> [What is required]
Which lines hold the word "DiscussPostMapper"? Copy each of them.

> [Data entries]
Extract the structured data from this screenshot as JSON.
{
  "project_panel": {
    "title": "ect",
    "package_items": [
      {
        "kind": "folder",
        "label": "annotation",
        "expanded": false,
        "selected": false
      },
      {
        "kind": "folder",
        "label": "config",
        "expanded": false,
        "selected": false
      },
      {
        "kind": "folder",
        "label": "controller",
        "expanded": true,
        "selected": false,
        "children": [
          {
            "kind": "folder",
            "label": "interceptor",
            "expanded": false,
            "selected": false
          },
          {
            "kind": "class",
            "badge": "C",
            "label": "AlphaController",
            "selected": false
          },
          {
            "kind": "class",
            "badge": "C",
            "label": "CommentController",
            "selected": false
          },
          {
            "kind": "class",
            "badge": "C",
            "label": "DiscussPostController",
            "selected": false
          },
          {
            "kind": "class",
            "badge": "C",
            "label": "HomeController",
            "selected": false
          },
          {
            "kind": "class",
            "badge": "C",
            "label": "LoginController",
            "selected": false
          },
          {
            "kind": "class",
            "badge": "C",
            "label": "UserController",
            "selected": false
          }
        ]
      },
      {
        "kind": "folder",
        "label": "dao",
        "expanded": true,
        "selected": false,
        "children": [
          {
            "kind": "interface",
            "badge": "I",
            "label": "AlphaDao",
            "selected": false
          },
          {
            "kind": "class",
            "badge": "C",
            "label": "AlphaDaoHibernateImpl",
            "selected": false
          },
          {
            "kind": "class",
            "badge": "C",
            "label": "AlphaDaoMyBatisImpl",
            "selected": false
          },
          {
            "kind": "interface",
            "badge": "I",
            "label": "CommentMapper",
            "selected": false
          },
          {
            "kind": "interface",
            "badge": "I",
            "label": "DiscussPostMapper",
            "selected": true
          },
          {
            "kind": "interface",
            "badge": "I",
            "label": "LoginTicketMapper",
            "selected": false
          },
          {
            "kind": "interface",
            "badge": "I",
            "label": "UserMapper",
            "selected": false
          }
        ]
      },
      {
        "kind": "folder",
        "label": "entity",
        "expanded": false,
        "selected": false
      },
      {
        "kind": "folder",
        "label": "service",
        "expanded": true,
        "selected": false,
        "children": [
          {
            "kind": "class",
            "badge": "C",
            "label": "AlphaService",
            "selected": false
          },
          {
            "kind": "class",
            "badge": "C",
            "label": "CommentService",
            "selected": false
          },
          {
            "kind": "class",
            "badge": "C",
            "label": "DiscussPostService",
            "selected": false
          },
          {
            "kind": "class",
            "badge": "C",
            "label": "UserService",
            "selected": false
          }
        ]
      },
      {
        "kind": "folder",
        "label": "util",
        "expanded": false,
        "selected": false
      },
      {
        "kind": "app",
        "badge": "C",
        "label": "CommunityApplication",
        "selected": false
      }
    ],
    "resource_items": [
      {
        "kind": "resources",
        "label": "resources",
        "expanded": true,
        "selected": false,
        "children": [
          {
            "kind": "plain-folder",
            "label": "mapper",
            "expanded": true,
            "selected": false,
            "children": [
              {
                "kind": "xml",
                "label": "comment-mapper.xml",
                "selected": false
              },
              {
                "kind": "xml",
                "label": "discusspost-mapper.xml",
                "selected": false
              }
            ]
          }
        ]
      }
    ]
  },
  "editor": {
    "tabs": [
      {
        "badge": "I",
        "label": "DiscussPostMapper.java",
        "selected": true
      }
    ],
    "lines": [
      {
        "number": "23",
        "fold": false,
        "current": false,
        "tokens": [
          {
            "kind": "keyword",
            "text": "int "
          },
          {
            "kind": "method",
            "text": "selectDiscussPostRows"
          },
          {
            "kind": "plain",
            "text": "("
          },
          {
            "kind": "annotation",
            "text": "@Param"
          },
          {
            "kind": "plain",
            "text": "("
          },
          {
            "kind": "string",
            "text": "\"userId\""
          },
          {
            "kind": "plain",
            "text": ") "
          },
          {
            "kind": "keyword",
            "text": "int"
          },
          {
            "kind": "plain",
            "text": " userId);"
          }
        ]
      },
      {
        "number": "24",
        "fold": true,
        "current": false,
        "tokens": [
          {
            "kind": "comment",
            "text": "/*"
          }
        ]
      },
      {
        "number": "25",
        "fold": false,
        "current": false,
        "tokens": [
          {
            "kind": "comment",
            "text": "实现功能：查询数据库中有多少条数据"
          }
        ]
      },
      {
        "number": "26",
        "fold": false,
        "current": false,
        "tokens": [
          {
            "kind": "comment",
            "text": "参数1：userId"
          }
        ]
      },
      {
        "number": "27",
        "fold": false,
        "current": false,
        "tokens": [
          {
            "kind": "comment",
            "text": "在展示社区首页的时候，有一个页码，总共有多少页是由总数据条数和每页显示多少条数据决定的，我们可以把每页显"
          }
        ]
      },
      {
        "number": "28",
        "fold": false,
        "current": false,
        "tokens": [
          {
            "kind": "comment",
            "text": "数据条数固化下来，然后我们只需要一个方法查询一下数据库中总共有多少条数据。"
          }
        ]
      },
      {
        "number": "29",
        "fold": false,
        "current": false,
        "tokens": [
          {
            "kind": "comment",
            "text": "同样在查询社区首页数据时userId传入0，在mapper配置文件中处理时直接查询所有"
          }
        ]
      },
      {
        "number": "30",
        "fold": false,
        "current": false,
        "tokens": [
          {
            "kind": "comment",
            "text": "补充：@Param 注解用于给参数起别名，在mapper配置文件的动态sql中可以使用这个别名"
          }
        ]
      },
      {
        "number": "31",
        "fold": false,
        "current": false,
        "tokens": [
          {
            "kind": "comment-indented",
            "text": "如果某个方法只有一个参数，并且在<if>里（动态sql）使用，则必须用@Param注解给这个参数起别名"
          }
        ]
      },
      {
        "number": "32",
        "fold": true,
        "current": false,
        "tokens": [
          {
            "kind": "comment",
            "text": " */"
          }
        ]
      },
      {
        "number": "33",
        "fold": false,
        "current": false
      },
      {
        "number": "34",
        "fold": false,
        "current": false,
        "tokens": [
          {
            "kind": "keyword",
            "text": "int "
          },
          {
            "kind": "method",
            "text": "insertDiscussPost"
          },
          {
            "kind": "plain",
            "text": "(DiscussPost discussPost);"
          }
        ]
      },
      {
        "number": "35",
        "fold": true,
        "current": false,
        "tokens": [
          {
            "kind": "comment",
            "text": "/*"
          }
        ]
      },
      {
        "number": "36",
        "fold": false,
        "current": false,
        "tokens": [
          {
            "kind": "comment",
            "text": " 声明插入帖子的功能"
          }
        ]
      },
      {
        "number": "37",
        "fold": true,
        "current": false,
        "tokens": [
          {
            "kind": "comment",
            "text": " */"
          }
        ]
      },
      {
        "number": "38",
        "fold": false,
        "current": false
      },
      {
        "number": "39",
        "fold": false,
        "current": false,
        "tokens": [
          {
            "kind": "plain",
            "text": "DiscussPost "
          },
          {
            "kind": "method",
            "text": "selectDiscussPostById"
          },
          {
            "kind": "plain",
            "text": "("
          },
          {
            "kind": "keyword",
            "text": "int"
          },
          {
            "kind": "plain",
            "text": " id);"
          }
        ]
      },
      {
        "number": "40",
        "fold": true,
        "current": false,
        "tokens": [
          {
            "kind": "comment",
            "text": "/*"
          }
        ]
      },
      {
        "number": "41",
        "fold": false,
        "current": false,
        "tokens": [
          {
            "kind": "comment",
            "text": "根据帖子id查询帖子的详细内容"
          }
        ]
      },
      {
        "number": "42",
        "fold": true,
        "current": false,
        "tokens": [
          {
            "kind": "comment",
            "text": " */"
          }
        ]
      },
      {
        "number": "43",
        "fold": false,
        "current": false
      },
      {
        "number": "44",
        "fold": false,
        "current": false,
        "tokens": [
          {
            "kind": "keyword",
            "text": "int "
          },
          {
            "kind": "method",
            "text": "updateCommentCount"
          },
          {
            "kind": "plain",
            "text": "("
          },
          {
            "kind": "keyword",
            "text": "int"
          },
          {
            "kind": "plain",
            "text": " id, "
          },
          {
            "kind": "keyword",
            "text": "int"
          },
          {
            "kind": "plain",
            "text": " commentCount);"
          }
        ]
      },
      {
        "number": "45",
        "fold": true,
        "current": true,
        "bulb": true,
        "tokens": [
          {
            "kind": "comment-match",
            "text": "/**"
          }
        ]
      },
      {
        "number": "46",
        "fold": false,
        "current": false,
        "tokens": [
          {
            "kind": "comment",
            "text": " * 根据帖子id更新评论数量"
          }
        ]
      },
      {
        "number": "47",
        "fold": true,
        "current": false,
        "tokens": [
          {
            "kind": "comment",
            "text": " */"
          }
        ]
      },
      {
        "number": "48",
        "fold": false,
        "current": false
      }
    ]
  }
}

> [Exercise result]
            "label": "DiscussPostMapper",
        "label": "DiscussPostMapper.java",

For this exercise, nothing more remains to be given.